**What this task involves**
Check each line of the data below for the word "Deviation", then extract the ones that have it.

**Source material**
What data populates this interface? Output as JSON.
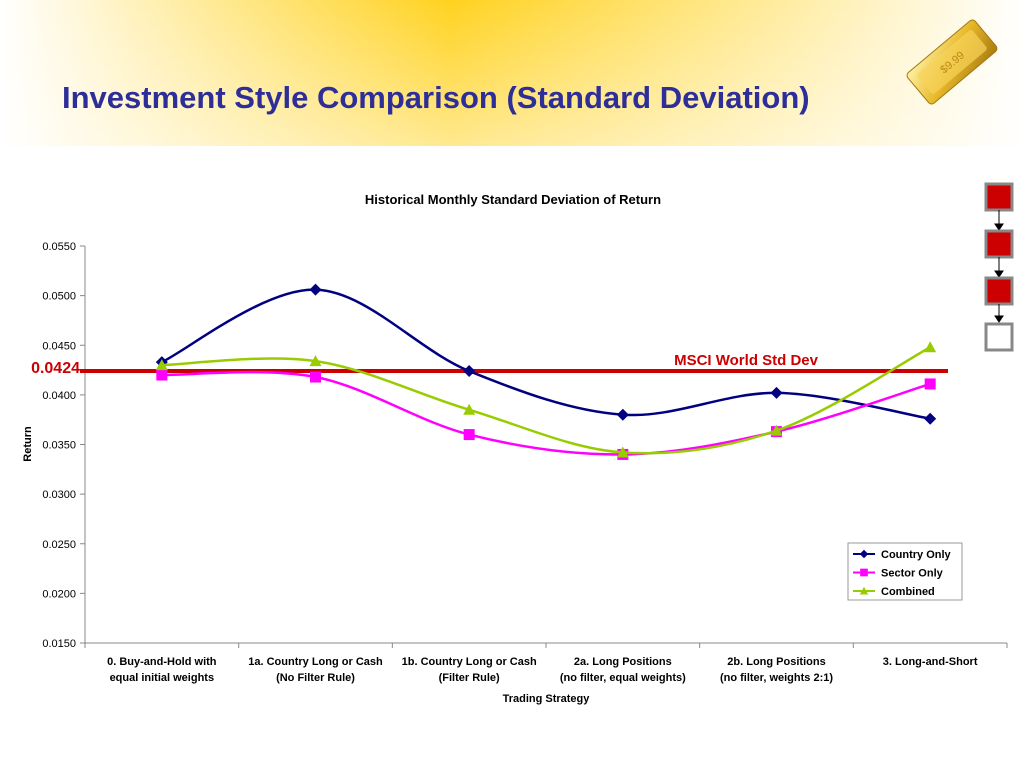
{
  "slide_title": "Investment Style Comparison (Standard Deviation)",
  "badge_text": "$9.99",
  "chart_data": {
    "type": "line",
    "title": "Historical Monthly Standard Deviation of Return",
    "x_label": "Trading Strategy",
    "y_label": "Return",
    "categories": [
      [
        "0. Buy-and-Hold with",
        "equal initial weights"
      ],
      [
        "1a. Country Long or Cash",
        "(No Filter Rule)"
      ],
      [
        "1b. Country Long or Cash",
        "(Filter Rule)"
      ],
      [
        "2a. Long Positions",
        "(no filter, equal weights)"
      ],
      [
        "2b. Long Positions",
        "(no filter, weights 2:1)"
      ],
      [
        "3. Long-and-Short"
      ]
    ],
    "series": [
      {
        "name": "Country Only",
        "color": "#000080",
        "marker": "diamond",
        "values": [
          0.0433,
          0.0506,
          0.0424,
          0.038,
          0.0402,
          0.0376
        ]
      },
      {
        "name": "Sector Only",
        "color": "#ff00ff",
        "marker": "square",
        "values": [
          0.042,
          0.0418,
          0.036,
          0.034,
          0.0363,
          0.0411
        ]
      },
      {
        "name": "Combined",
        "color": "#99cc00",
        "marker": "triangle",
        "values": [
          0.043,
          0.0434,
          0.0385,
          0.0342,
          0.0364,
          0.0448
        ]
      }
    ],
    "ylim": [
      0.015,
      0.055
    ],
    "yticks": [
      {
        "value": 0.015,
        "label": "0.0150"
      },
      {
        "value": 0.02,
        "label": "0.0200"
      },
      {
        "value": 0.025,
        "label": "0.0250"
      },
      {
        "value": 0.03,
        "label": "0.0300"
      },
      {
        "value": 0.035,
        "label": "0.0350"
      },
      {
        "value": 0.04,
        "label": "0.0400"
      },
      {
        "value": 0.045,
        "label": "0.0450"
      },
      {
        "value": 0.05,
        "label": "0.0500"
      },
      {
        "value": 0.055,
        "label": "0.0550"
      }
    ],
    "reference_line": {
      "name": "MSCI World Std Dev",
      "value": 0.0424,
      "color": "#cc0000"
    },
    "smooth": true,
    "legend": "right"
  }
}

**Output for this exercise**
  "slide_title": "Investment Style Comparison (Standard Deviation)",
    "title": "Historical Monthly Standard Deviation of Return",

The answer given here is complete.